Prompt → From the listing below, pull each line that includes "this".

(Rows from a figure dataset)
◆ ◆ ◆ ◆ ◆
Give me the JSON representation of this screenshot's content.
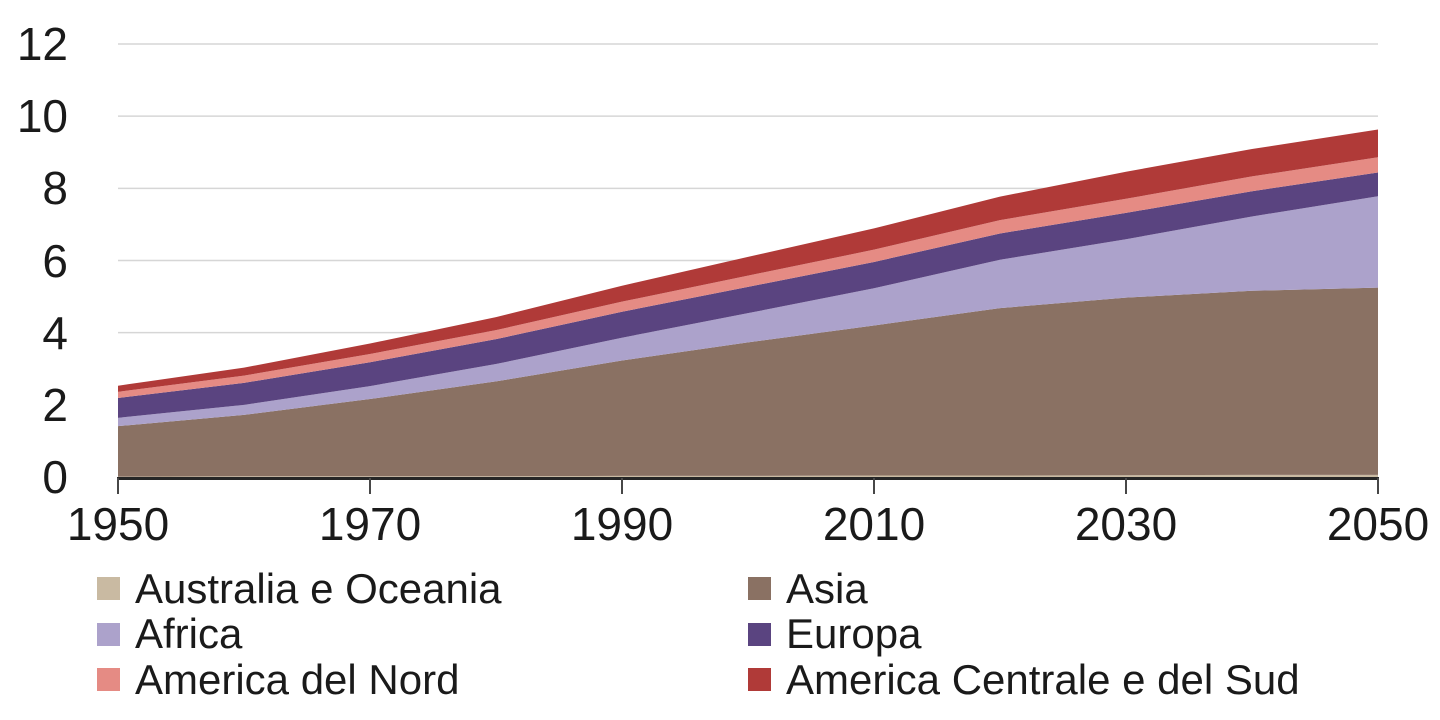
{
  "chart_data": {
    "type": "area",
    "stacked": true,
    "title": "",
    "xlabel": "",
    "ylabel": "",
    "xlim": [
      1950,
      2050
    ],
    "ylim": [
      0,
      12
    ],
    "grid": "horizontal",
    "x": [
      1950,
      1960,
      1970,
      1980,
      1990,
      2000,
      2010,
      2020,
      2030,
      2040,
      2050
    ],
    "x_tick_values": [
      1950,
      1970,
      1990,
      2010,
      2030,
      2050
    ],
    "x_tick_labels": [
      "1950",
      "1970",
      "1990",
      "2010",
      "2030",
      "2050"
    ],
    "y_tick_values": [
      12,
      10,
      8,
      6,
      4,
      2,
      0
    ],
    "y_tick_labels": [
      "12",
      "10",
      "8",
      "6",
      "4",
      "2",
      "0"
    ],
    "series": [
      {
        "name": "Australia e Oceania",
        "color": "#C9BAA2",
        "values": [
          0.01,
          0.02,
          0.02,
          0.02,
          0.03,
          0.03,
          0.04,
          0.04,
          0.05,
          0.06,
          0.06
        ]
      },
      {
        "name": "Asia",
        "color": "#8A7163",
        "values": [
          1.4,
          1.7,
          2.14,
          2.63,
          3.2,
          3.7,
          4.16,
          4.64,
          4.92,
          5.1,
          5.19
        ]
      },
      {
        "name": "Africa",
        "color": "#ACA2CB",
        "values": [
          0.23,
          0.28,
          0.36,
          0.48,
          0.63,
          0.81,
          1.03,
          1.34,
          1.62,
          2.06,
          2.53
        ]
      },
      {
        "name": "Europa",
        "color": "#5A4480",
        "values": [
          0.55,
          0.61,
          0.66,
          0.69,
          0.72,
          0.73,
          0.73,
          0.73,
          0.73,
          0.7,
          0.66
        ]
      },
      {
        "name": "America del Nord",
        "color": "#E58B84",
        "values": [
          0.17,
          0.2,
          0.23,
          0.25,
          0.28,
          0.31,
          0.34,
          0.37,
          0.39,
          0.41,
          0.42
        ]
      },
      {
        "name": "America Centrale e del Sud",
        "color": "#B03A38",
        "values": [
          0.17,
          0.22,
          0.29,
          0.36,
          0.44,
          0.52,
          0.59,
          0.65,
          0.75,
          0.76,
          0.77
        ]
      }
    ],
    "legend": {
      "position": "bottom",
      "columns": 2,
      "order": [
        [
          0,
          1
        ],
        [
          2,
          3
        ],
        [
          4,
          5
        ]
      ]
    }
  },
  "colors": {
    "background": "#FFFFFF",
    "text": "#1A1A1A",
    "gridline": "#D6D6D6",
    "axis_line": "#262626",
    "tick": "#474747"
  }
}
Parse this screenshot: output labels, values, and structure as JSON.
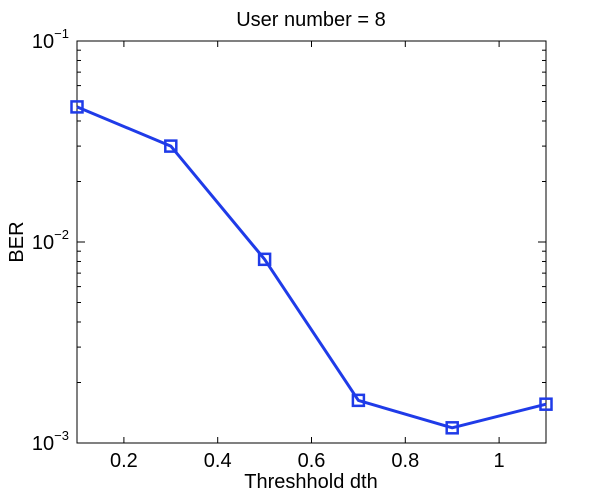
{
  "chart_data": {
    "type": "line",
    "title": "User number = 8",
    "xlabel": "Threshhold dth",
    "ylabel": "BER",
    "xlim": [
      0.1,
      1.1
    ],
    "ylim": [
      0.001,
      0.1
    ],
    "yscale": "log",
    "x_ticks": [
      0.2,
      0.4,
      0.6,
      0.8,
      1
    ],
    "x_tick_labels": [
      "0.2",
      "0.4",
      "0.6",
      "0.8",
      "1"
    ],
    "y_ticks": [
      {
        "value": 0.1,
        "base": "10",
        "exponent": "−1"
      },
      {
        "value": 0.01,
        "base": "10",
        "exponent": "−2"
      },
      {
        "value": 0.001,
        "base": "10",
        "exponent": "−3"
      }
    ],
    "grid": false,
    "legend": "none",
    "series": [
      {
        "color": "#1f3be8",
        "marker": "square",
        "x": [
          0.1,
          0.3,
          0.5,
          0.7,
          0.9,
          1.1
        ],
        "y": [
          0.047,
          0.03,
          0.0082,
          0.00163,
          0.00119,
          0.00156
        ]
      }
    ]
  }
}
◆ ◆ ◆ ◆ ◆
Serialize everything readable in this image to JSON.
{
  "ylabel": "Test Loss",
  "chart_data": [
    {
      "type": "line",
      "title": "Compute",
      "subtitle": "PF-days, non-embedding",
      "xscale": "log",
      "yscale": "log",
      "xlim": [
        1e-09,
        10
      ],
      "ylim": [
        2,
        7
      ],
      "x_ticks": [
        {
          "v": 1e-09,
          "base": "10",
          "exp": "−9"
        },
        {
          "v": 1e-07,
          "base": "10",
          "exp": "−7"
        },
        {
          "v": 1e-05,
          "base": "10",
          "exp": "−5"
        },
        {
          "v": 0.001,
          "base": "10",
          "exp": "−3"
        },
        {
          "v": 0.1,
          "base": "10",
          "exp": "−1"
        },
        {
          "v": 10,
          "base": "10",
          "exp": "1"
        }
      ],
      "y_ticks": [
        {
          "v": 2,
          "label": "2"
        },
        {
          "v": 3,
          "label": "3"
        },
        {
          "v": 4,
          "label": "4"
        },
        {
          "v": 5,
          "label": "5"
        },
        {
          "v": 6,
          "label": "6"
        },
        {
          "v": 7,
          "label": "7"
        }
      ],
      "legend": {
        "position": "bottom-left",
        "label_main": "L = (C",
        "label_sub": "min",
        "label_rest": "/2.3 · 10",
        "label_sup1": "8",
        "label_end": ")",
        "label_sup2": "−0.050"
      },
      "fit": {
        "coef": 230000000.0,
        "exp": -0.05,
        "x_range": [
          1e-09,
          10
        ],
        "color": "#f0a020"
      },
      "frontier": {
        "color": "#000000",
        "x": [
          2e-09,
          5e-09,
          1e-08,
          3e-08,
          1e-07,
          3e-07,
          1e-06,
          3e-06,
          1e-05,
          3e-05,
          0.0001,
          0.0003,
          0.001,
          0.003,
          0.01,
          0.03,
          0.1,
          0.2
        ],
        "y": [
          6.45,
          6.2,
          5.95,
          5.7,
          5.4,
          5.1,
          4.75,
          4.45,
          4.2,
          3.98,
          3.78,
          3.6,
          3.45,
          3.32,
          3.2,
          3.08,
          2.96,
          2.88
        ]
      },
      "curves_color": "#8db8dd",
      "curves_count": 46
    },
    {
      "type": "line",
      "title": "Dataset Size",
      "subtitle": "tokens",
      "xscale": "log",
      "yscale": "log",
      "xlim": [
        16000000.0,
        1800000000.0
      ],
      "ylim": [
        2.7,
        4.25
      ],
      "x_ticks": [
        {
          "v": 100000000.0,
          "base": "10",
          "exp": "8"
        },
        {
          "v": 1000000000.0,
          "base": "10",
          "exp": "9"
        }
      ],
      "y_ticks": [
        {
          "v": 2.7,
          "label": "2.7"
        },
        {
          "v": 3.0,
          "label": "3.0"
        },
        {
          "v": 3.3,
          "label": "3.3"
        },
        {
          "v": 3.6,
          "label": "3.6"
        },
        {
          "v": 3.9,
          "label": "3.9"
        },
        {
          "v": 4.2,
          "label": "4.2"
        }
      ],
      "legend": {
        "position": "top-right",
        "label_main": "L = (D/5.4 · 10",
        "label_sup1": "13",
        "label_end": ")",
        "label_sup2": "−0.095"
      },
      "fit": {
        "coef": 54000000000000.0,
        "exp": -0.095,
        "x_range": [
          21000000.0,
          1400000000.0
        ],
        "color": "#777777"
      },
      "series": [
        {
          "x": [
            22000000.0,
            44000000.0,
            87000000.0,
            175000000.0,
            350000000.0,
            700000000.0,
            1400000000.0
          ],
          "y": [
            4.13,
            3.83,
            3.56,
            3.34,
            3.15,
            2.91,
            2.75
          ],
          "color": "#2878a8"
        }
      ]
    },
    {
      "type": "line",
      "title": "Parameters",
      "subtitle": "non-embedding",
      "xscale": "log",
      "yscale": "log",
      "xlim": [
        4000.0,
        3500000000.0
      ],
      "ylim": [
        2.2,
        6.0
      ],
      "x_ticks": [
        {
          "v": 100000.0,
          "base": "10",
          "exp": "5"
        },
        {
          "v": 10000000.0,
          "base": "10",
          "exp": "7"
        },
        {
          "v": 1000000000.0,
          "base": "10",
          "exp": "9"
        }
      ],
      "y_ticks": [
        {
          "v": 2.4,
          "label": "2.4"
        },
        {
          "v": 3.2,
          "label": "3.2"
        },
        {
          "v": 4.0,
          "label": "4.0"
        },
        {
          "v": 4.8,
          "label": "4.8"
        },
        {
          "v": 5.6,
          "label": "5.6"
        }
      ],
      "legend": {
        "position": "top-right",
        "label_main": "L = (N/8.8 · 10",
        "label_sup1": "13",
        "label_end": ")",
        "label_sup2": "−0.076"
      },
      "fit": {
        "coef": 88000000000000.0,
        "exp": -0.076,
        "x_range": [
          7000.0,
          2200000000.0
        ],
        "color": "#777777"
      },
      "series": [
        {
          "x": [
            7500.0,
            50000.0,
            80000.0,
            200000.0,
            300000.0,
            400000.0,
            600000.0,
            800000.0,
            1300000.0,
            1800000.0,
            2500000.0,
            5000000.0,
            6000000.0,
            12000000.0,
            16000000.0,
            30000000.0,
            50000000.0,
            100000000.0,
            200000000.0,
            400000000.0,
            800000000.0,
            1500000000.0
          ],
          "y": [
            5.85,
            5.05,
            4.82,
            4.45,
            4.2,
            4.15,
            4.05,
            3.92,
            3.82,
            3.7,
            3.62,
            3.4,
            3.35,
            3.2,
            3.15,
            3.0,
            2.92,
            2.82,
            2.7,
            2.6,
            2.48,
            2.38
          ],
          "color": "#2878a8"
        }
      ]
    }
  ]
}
◆ ◆ ◆ ◆ ◆
Written response →
Give me the JSON representation of this screenshot's content.
Parse this screenshot: output labels, values, and structure as JSON.
Serialize everything readable in this image to JSON.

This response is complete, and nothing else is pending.